[Data excerpts]
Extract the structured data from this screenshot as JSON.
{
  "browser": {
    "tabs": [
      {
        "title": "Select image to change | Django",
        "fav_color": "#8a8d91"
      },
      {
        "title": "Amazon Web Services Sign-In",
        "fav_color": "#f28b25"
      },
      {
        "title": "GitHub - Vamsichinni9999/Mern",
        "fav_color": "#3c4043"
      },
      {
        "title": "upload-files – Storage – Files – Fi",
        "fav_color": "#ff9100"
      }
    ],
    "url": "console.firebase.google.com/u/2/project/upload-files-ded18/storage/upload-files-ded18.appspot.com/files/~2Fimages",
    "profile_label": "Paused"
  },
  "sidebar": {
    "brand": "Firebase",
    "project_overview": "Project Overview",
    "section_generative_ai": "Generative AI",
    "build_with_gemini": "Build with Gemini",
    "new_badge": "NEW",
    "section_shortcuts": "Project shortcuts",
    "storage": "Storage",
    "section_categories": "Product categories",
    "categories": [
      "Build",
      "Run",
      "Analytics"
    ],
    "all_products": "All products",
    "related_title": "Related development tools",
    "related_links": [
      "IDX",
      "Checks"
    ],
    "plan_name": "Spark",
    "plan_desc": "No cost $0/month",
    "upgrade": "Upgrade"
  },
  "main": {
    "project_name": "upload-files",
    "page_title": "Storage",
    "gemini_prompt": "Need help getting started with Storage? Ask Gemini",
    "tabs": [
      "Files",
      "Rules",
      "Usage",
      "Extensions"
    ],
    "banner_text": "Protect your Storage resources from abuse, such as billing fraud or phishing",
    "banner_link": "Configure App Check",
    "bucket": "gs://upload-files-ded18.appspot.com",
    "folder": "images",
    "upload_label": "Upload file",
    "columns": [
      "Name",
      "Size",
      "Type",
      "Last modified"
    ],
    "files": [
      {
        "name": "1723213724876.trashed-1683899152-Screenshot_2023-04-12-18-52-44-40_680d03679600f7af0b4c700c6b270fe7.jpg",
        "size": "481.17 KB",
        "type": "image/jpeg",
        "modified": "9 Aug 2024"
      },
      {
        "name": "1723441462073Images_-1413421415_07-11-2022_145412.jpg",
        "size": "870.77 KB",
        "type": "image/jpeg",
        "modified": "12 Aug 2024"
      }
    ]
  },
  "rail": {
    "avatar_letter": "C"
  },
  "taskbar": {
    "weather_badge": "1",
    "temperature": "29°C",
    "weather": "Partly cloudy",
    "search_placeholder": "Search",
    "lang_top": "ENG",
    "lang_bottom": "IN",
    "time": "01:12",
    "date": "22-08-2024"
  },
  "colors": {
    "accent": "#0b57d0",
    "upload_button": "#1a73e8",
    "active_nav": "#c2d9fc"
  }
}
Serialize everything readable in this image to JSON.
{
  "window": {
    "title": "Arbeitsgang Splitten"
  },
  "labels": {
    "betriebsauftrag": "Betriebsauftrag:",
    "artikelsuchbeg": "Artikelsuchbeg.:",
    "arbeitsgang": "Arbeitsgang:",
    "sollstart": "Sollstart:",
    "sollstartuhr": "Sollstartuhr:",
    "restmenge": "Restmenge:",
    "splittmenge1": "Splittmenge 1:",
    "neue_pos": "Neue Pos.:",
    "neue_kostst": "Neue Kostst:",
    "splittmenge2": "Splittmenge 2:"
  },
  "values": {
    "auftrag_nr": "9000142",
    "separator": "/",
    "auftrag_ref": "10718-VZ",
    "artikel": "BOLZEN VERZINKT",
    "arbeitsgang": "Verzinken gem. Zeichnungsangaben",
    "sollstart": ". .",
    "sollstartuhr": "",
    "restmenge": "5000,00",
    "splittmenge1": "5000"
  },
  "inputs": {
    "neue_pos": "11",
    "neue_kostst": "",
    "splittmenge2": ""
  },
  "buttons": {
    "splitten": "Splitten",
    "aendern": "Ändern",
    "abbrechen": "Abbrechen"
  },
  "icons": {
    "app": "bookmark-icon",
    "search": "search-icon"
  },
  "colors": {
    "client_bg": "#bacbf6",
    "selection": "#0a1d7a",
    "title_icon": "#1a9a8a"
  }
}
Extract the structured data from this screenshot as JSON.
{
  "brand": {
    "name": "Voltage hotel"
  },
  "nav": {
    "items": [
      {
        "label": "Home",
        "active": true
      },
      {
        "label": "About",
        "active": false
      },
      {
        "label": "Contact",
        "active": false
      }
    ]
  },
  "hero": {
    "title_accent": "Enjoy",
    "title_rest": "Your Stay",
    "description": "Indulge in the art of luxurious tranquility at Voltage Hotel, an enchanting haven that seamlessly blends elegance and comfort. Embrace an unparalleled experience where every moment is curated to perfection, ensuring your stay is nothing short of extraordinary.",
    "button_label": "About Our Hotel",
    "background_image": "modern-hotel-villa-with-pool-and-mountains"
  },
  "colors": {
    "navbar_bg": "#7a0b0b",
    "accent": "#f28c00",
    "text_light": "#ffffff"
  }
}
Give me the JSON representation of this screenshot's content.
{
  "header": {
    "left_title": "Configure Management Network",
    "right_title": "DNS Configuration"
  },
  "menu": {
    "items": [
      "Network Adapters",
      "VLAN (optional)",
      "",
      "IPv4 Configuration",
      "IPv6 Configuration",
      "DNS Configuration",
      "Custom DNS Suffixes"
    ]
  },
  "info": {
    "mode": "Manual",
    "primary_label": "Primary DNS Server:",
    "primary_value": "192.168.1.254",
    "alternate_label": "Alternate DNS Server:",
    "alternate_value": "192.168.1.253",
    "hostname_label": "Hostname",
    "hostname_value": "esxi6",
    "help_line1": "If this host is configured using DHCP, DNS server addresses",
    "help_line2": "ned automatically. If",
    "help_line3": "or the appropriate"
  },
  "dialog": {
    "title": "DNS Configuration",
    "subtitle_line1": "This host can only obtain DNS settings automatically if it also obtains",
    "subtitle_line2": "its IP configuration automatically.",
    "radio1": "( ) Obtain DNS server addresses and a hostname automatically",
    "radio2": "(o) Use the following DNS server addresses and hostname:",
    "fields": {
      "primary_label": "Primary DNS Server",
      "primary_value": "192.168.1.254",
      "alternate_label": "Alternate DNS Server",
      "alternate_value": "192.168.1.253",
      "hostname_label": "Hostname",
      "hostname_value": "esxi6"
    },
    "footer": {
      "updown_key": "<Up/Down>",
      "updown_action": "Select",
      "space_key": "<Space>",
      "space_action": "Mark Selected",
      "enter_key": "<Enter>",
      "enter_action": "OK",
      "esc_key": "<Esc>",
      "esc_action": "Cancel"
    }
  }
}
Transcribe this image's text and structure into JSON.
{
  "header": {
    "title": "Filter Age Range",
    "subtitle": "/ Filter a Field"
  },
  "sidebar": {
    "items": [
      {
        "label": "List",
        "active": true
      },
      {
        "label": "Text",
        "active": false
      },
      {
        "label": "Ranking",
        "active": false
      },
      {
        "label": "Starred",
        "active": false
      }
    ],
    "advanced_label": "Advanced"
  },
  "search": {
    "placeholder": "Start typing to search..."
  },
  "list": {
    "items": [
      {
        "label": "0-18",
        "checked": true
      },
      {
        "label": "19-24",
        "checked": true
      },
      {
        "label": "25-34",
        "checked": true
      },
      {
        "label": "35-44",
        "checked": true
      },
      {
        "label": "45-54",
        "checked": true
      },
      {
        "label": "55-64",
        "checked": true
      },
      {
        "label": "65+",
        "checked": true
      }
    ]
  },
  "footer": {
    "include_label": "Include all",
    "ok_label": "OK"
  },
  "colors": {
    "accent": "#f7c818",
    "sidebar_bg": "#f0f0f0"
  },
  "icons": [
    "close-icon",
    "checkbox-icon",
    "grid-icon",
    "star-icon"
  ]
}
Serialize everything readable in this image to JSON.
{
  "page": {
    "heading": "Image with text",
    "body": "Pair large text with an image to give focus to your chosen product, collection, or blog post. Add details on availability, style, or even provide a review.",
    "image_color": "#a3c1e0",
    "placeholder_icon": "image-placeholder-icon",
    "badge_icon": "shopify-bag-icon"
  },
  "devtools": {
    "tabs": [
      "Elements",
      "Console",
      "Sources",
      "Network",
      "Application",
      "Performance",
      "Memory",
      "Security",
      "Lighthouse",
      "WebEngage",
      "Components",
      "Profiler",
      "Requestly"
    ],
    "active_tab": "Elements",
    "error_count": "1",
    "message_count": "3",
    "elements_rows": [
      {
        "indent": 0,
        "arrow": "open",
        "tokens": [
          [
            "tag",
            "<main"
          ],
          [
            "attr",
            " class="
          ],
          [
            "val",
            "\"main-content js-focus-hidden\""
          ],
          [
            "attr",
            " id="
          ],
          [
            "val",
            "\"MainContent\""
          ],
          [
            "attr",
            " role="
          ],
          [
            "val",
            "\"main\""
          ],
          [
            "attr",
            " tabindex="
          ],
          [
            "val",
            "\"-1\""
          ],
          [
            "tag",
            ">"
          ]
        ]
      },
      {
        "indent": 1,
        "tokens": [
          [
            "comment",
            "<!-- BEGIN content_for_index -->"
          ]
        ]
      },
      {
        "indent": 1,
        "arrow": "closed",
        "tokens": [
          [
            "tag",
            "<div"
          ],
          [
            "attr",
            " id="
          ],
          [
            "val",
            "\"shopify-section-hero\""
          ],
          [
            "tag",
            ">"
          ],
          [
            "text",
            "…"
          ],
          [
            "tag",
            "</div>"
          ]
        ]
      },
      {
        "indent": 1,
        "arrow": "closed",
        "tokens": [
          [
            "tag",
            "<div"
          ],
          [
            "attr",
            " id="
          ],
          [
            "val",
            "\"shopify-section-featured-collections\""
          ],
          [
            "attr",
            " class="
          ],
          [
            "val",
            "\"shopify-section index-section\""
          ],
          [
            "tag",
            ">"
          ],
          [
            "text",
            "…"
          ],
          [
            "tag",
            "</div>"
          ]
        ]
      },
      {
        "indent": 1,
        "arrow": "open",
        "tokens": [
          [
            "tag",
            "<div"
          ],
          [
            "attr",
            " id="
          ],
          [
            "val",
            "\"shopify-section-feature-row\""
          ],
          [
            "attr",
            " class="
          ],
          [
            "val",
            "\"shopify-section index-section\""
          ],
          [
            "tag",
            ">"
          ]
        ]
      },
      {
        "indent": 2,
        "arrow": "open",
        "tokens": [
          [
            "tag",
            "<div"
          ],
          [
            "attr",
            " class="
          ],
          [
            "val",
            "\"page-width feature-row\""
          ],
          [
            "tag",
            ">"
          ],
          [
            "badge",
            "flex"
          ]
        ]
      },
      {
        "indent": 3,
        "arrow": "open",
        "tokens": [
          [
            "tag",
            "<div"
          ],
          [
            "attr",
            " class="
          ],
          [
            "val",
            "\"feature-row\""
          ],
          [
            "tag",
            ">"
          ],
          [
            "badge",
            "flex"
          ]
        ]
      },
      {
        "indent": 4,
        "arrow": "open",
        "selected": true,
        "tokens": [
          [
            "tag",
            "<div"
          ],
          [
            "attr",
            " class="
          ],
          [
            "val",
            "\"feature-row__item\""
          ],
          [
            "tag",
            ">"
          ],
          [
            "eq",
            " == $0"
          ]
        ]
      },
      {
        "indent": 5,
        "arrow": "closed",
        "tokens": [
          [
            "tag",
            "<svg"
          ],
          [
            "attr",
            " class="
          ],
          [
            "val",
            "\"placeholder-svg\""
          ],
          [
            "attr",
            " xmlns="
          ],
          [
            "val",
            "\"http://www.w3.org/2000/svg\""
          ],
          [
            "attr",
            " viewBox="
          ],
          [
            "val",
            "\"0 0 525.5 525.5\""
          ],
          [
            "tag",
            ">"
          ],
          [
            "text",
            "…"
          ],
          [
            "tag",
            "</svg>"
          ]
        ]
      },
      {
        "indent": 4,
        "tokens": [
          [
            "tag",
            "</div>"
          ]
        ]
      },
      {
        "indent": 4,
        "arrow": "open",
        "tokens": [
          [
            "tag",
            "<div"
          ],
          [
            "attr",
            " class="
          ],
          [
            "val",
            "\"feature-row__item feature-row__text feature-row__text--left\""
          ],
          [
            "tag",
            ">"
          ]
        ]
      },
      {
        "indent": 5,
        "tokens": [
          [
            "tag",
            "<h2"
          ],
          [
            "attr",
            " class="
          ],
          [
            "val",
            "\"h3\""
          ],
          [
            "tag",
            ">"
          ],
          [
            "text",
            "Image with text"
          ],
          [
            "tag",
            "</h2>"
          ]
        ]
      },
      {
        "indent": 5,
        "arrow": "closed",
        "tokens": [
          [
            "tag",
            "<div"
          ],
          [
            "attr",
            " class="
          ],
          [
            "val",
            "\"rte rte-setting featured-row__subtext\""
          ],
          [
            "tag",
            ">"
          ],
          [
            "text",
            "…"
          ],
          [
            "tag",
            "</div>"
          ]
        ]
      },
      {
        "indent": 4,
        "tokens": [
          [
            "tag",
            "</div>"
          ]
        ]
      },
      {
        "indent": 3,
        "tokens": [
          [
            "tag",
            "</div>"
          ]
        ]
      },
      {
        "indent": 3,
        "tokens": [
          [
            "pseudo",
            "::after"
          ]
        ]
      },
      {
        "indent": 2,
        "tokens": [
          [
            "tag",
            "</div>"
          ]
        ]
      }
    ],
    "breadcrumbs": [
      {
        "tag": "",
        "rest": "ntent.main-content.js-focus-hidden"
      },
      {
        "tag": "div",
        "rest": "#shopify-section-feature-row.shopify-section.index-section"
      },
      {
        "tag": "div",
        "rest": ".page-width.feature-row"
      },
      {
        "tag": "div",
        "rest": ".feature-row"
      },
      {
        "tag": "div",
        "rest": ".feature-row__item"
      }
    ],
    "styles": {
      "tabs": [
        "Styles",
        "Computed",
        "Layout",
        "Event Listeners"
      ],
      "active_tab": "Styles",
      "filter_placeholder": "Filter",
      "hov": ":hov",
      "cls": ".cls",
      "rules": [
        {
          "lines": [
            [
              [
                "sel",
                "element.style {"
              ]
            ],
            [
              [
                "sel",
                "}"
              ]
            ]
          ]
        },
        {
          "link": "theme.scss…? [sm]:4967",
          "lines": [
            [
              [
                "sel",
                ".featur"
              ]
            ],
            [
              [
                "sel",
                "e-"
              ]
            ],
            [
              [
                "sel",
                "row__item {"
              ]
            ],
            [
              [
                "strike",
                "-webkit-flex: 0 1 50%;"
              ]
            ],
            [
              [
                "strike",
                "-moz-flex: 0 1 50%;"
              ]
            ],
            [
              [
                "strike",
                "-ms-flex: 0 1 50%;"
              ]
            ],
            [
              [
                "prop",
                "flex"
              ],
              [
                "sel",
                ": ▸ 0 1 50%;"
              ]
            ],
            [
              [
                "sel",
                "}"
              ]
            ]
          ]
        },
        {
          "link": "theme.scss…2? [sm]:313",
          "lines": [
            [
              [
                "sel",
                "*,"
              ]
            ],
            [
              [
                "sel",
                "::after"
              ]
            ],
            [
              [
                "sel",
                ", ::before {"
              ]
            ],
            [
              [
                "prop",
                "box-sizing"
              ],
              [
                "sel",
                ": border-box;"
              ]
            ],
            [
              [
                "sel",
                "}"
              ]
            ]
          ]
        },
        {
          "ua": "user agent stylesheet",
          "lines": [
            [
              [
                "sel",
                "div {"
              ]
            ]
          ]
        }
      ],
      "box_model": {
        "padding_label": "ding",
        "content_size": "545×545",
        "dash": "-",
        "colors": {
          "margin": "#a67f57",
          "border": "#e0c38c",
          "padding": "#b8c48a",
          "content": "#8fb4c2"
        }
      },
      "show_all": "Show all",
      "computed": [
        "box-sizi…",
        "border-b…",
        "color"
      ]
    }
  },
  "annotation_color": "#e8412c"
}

[WHAT TO DO] Lines that hold the word "About" are the ones to return, every one of them.

[ANSWER TO THIS EXERCISE]
        "label": "About",
    "button_label": "About Our Hotel",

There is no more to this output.